## START Data for this exercise

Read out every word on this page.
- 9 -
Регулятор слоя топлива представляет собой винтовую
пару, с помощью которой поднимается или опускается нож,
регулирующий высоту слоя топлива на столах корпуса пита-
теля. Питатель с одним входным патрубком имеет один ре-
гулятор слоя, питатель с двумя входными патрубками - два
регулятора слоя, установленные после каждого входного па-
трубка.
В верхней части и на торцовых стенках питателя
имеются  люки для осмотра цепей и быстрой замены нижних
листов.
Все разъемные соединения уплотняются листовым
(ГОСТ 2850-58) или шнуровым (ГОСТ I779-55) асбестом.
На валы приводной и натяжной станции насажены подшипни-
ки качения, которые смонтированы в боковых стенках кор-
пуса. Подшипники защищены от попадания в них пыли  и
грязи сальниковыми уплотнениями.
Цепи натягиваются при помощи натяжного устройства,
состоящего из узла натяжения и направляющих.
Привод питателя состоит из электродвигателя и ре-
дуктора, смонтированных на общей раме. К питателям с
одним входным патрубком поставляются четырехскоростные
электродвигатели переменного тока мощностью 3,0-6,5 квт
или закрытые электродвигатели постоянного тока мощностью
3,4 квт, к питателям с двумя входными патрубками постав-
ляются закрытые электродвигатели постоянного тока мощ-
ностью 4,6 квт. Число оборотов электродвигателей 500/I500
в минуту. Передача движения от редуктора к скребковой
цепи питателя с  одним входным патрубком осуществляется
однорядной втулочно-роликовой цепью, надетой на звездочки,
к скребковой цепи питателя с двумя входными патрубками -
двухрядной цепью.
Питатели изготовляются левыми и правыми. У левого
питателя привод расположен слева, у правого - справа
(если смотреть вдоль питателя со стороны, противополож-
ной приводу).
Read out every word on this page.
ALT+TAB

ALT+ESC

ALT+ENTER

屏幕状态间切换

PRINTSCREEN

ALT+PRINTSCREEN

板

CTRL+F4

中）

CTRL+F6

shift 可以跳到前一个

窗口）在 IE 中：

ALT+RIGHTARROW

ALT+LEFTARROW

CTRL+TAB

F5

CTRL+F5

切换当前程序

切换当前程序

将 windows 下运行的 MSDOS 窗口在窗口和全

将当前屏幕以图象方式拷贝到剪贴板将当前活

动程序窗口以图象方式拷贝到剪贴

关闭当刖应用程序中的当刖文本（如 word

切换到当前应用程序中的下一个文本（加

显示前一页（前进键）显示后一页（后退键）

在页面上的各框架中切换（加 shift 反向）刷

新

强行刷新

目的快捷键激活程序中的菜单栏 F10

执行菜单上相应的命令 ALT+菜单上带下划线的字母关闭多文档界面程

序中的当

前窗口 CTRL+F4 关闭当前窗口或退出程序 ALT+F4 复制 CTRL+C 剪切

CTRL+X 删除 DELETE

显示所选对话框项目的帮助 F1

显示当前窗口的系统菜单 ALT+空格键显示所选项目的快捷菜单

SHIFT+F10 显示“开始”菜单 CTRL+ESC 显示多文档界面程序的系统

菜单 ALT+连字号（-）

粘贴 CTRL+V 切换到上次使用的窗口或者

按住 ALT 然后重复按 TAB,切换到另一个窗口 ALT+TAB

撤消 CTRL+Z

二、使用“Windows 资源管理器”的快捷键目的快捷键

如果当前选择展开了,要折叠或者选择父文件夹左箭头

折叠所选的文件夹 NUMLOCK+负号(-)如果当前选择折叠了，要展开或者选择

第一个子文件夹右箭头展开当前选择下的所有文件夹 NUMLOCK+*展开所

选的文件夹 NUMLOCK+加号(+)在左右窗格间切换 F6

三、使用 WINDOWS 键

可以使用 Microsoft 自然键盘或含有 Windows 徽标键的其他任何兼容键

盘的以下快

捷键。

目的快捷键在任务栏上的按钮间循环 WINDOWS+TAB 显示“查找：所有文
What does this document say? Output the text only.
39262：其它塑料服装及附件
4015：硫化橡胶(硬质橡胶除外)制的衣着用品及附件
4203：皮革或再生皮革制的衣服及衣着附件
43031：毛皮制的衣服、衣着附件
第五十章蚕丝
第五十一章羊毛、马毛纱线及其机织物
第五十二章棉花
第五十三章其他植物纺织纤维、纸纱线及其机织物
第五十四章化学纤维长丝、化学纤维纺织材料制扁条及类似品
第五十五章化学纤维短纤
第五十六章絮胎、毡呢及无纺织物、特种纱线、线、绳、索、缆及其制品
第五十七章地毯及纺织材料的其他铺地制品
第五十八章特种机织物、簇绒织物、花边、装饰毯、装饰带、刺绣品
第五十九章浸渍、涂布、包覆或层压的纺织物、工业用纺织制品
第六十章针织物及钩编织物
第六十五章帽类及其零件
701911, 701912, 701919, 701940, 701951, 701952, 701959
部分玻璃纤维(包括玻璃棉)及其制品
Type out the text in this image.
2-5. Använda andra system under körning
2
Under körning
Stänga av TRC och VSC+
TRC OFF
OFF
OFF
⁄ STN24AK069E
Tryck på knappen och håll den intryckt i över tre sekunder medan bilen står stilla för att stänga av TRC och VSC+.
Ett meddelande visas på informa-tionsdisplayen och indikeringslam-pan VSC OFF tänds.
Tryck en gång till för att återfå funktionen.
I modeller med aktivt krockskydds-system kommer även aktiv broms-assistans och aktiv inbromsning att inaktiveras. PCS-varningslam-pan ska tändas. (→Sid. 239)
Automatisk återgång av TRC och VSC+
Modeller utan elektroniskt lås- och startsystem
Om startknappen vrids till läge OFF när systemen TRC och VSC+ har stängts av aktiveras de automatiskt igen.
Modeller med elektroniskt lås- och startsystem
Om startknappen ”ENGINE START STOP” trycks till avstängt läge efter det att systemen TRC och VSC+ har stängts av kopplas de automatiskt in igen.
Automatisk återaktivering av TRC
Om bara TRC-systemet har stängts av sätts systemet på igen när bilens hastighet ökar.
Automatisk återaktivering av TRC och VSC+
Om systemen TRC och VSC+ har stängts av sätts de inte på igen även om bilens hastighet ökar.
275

## END Data for this exercise

Description of the task: Your task is to transcribe the material exactly.

Full response:
Read out every word on this page.
- 9 -
Регулятор слоя топлива представляет собой винтовую
пару, с помощью которой поднимается или опускается нож,
регулирующий высоту слоя топлива на столах корпуса пита-
теля. Питатель с одним входным патрубком имеет один ре-
гулятор слоя, питатель с двумя входными патрубками - два
регулятора слоя, установленные после каждого входного па-
трубка.
В верхней части и на торцовых стенках питателя
имеются  люки для осмотра цепей и быстрой замены нижних
листов.
Все разъемные соединения уплотняются листовым
(ГОСТ 2850-58) или шнуровым (ГОСТ I779-55) асбестом.
На валы приводной и натяжной станции насажены подшипни-
ки качения, которые смонтированы в боковых стенках кор-
пуса. Подшипники защищены от попадания в них пыли  и
грязи сальниковыми уплотнениями.
Цепи натягиваются при помощи натяжного устройства,
состоящего из узла натяжения и направляющих.
Привод питателя состоит из электродвигателя и ре-
дуктора, смонтированных на общей раме. К питателям с
одним входным патрубком поставляются четырехскоростные
электродвигатели переменного тока мощностью 3,0-6,5 квт
или закрытые электродвигатели постоянного тока мощностью
3,4 квт, к питателям с двумя входными патрубками постав-
ляются закрытые электродвигатели постоянного тока мощ-
ностью 4,6 квт. Число оборотов электродвигателей 500/I500
в минуту. Передача движения от редуктора к скребковой
цепи питателя с  одним входным патрубком осуществляется
однорядной втулочно-роликовой цепью, надетой на звездочки,
к скребковой цепи питателя с двумя входными патрубками -
двухрядной цепью.
Питатели изготовляются левыми и правыми. У левого
питателя привод расположен слева, у правого - справа
(если смотреть вдоль питателя со стороны, противополож-
ной приводу).
Read out every word on this page.
ALT+TAB

ALT+ESC

ALT+ENTER

屏幕状态间切换

PRINTSCREEN

ALT+PRINTSCREEN

板

CTRL+F4

中）

CTRL+F6

shift 可以跳到前一个

窗口）在 IE 中：

ALT+RIGHTARROW

ALT+LEFTARROW

CTRL+TAB

F5

CTRL+F5

切换当前程序

切换当前程序

将 windows 下运行的 MSDOS 窗口在窗口和全

将当前屏幕以图象方式拷贝到剪贴板将当前活

动程序窗口以图象方式拷贝到剪贴

关闭当刖应用程序中的当刖文本（如 word

切换到当前应用程序中的下一个文本（加

显示前一页（前进键）显示后一页（后退键）

在页面上的各框架中切换（加 shift 反向）刷

新

强行刷新

目的快捷键激活程序中的菜单栏 F10

执行菜单上相应的命令 ALT+菜单上带下划线的字母关闭多文档界面程

序中的当

前窗口 CTRL+F4 关闭当前窗口或退出程序 ALT+F4 复制 CTRL+C 剪切

CTRL+X 删除 DELETE

显示所选对话框项目的帮助 F1

显示当前窗口的系统菜单 ALT+空格键显示所选项目的快捷菜单

SHIFT+F10 显示“开始”菜单 CTRL+ESC 显示多文档界面程序的系统

菜单 ALT+连字号（-）

粘贴 CTRL+V 切换到上次使用的窗口或者

按住 ALT 然后重复按 TAB,切换到另一个窗口 ALT+TAB

撤消 CTRL+Z

二、使用“Windows 资源管理器”的快捷键目的快捷键

如果当前选择展开了,要折叠或者选择父文件夹左箭头

折叠所选的文件夹 NUMLOCK+负号(-)如果当前选择折叠了，要展开或者选择

第一个子文件夹右箭头展开当前选择下的所有文件夹 NUMLOCK+*展开所

选的文件夹 NUMLOCK+加号(+)在左右窗格间切换 F6

三、使用 WINDOWS 键

可以使用 Microsoft 自然键盘或含有 Windows 徽标键的其他任何兼容键

盘的以下快

捷键。

目的快捷键在任务栏上的按钮间循环 WINDOWS+TAB 显示“查找：所有文
What does this document say? Output the text only.
39262：其它塑料服装及附件
4015：硫化橡胶(硬质橡胶除外)制的衣着用品及附件
4203：皮革或再生皮革制的衣服及衣着附件
43031：毛皮制的衣服、衣着附件
第五十章蚕丝
第五十一章羊毛、马毛纱线及其机织物
第五十二章棉花
第五十三章其他植物纺织纤维、纸纱线及其机织物
第五十四章化学纤维长丝、化学纤维纺织材料制扁条及类似品
第五十五章化学纤维短纤
第五十六章絮胎、毡呢及无纺织物、特种纱线、线、绳、索、缆及其制品
第五十七章地毯及纺织材料的其他铺地制品
第五十八章特种机织物、簇绒织物、花边、装饰毯、装饰带、刺绣品
第五十九章浸渍、涂布、包覆或层压的纺织物、工业用纺织制品
第六十章针织物及钩编织物
第六十五章帽类及其零件
701911, 701912, 701919, 701940, 701951, 701952, 701959
部分玻璃纤维(包括玻璃棉)及其制品
Type out the text in this image.
2-5. Använda andra system under körning
2
Under körning
Stänga av TRC och VSC+
TRC OFF
OFF
OFF
⁄ STN24AK069E
Tryck på knappen och håll den intryckt i över tre sekunder medan bilen står stilla för att stänga av TRC och VSC+.
Ett meddelande visas på informa-tionsdisplayen och indikeringslam-pan VSC OFF tänds.
Tryck en gång till för att återfå funktionen.
I modeller med aktivt krockskydds-system kommer även aktiv broms-assistans och aktiv inbromsning att inaktiveras. PCS-varningslam-pan ska tändas. (→Sid. 239)
Automatisk återgång av TRC och VSC+
Modeller utan elektroniskt lås- och startsystem
Om startknappen vrids till läge OFF när systemen TRC och VSC+ har stängts av aktiveras de automatiskt igen.
Modeller med elektroniskt lås- och startsystem
Om startknappen ”ENGINE START STOP” trycks till avstängt läge efter det att systemen TRC och VSC+ har stängts av kopplas de automatiskt in igen.
Automatisk återaktivering av TRC
Om bara TRC-systemet har stängts av sätts systemet på igen när bilens hastighet ökar.
Automatisk återaktivering av TRC och VSC+
Om systemen TRC och VSC+ har stängts av sätts de inte på igen även om bilens hastighet ökar.
275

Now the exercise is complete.